**Objective:** From the entries that follow, pick out all lines holding "Output".

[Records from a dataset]
* Start *

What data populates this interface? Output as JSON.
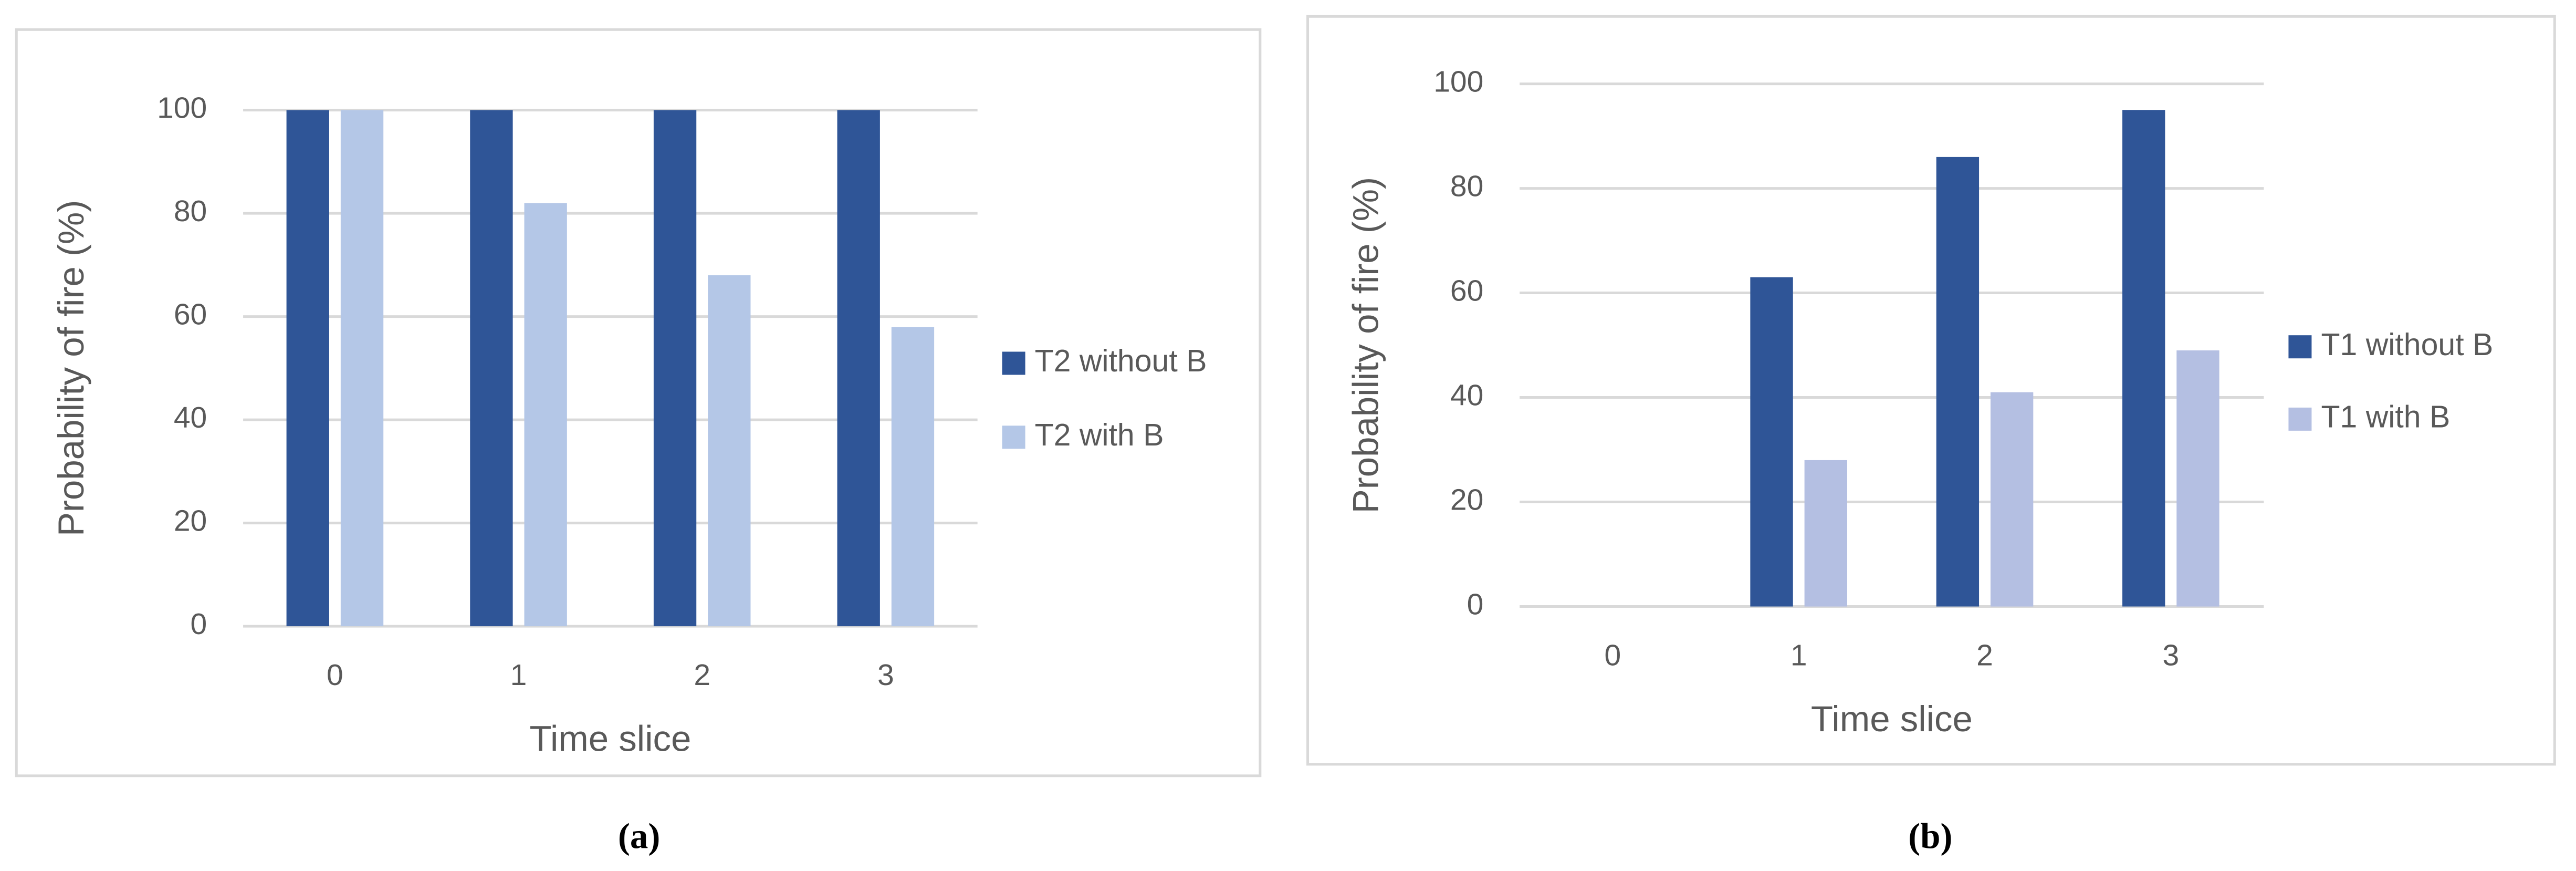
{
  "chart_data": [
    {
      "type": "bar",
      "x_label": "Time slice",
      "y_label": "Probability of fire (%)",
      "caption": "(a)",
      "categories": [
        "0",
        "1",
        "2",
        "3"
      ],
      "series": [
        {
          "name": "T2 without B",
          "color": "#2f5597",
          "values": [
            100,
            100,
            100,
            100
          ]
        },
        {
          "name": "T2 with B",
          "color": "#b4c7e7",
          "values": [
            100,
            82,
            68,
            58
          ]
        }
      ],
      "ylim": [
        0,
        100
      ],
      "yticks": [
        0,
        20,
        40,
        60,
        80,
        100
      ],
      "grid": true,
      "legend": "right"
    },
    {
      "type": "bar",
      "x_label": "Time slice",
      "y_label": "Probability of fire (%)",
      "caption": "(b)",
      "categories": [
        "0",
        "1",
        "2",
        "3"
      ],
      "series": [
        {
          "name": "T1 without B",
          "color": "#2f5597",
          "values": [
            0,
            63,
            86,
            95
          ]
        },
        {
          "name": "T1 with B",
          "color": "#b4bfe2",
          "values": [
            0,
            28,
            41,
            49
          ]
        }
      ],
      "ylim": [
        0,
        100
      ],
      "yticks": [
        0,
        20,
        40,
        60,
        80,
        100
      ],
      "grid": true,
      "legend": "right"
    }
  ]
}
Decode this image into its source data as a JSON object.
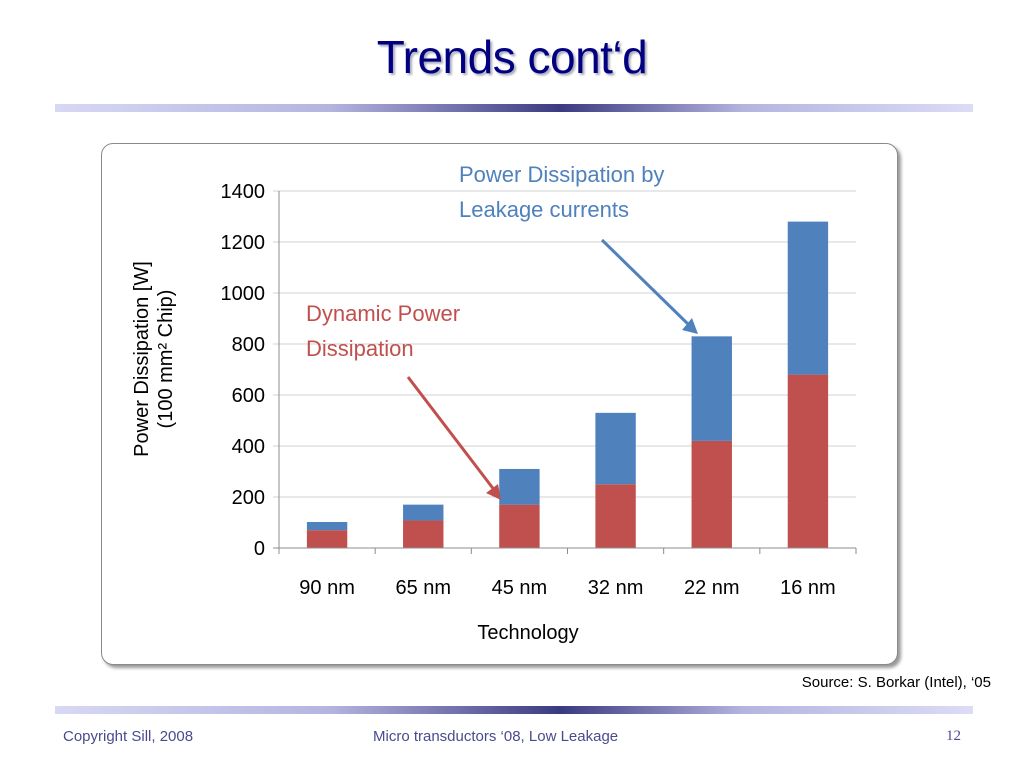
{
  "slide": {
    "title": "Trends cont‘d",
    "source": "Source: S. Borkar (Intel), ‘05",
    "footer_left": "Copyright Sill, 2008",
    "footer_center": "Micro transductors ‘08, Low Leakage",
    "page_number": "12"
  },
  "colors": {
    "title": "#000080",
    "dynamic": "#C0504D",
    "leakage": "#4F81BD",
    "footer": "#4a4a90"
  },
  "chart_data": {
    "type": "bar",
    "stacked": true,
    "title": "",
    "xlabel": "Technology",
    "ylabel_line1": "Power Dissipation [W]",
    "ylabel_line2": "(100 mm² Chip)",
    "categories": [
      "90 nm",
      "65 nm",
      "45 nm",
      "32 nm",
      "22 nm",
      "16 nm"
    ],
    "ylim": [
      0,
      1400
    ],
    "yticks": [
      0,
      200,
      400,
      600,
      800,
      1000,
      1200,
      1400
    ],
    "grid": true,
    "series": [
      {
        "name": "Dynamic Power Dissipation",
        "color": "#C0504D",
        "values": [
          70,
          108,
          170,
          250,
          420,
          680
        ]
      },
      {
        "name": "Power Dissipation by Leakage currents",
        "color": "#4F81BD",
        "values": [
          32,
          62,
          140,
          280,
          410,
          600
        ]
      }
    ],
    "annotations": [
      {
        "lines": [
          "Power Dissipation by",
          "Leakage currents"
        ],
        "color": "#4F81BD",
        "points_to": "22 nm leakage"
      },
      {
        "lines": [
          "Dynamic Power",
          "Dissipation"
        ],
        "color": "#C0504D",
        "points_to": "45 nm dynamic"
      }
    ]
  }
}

* End *
* Start *

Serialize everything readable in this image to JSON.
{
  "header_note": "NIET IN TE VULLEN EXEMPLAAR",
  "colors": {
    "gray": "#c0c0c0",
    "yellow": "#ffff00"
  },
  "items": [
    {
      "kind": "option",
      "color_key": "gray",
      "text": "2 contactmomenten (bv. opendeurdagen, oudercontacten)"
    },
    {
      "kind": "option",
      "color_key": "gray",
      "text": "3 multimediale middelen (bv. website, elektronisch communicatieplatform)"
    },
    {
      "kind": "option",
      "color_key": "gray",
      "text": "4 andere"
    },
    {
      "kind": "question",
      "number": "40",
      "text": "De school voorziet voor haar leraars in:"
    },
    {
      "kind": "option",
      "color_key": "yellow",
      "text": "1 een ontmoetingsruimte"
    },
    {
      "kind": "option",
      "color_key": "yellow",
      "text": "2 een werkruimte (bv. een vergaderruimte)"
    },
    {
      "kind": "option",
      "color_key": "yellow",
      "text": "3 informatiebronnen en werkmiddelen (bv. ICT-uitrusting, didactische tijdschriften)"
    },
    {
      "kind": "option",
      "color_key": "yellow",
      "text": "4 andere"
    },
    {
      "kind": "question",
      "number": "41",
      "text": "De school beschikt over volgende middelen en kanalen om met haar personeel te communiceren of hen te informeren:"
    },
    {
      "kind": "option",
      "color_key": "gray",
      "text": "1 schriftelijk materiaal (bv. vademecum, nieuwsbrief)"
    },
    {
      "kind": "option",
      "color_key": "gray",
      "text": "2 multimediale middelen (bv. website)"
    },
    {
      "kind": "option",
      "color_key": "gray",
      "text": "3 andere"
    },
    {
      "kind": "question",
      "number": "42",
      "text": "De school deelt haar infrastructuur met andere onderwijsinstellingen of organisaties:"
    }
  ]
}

* End *
* Start *

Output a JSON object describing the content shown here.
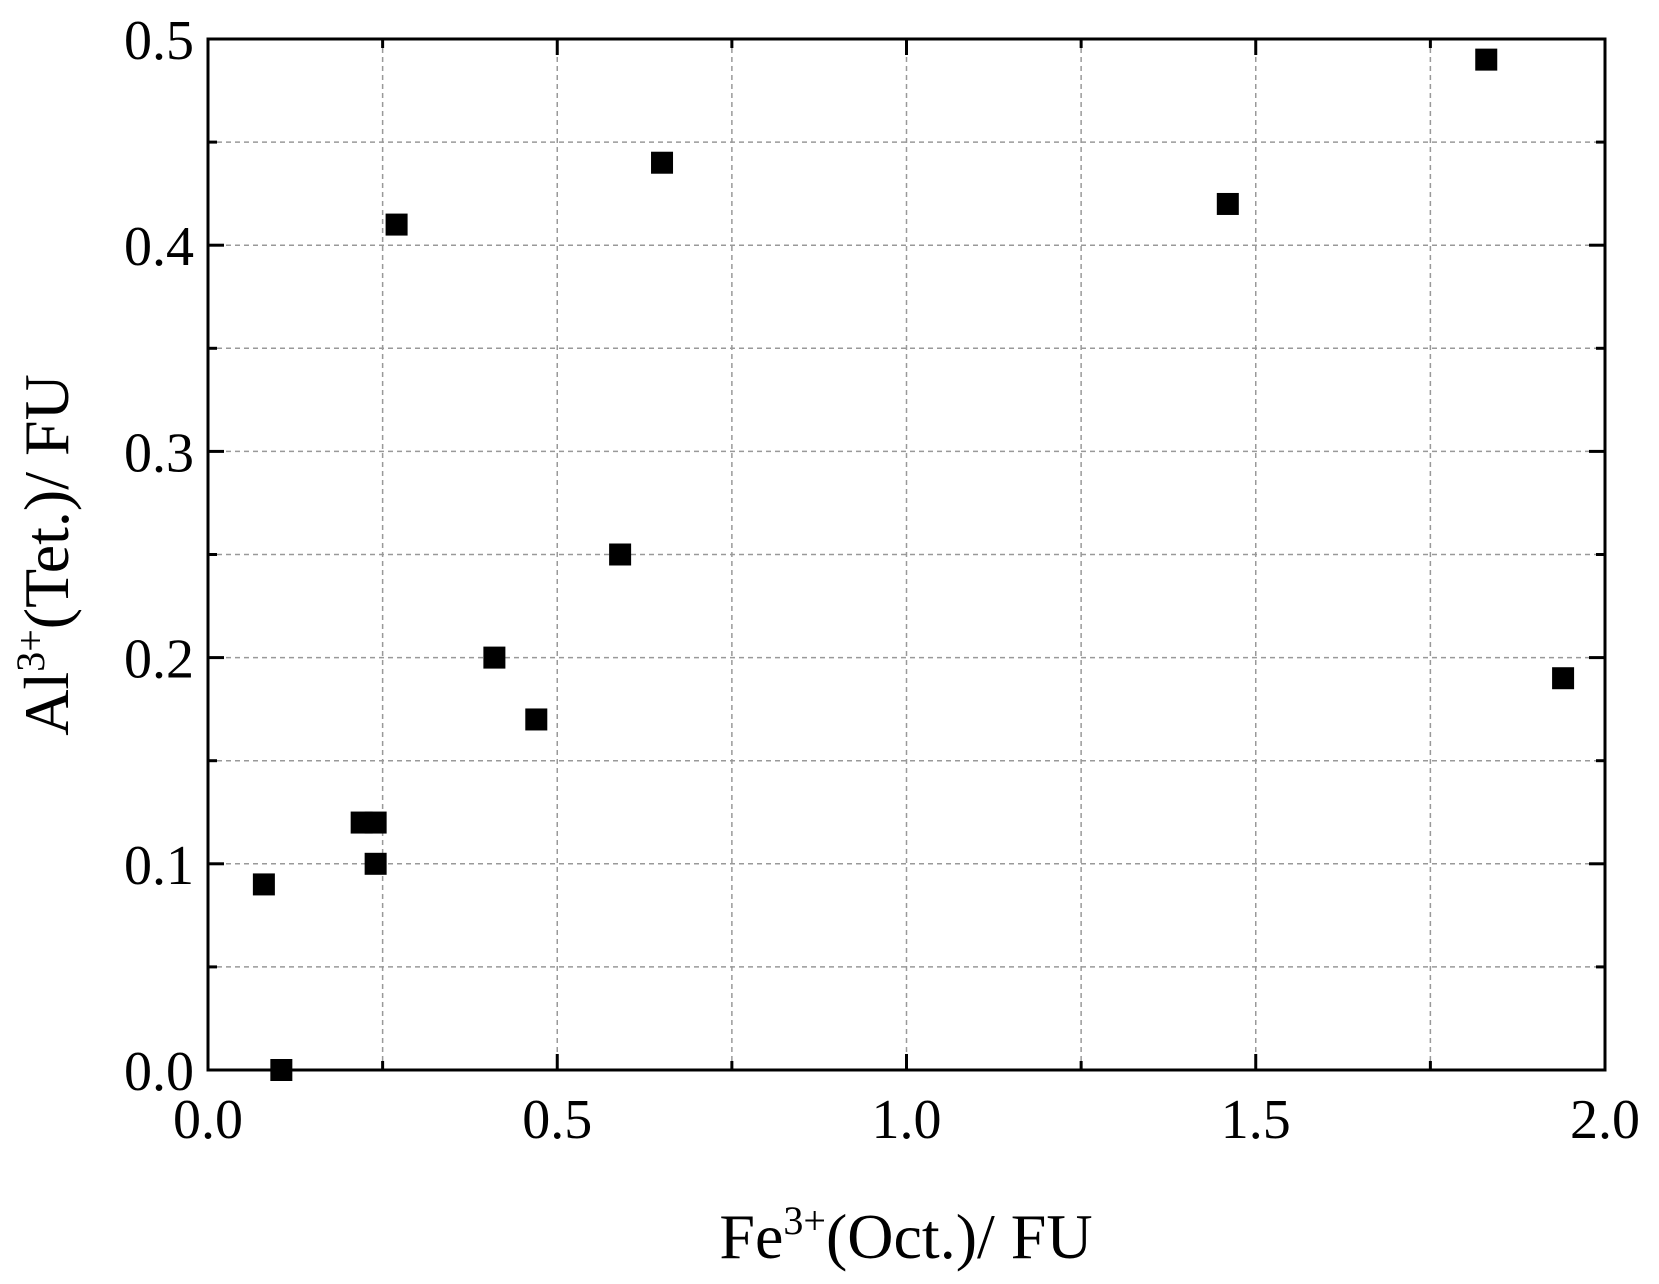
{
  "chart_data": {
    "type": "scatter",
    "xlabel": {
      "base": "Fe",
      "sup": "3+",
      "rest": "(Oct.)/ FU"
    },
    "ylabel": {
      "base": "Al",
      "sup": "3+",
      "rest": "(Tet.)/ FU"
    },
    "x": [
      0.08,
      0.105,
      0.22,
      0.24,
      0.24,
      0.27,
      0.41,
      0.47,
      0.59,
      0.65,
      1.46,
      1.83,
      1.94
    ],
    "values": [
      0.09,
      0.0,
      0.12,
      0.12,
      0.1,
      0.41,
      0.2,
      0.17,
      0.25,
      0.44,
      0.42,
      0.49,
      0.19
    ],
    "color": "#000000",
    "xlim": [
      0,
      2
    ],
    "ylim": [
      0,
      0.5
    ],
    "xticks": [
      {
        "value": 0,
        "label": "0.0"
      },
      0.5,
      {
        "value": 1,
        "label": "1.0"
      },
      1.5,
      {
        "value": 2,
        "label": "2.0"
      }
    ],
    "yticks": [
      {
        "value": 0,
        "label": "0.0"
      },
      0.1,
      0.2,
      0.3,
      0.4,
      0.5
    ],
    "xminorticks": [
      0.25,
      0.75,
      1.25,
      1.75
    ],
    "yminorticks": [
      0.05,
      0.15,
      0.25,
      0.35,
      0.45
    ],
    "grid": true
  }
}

* End *

**Exercise response:**
What data populates this interface? Output as JSON.
Output a JSON object describing the content shown here.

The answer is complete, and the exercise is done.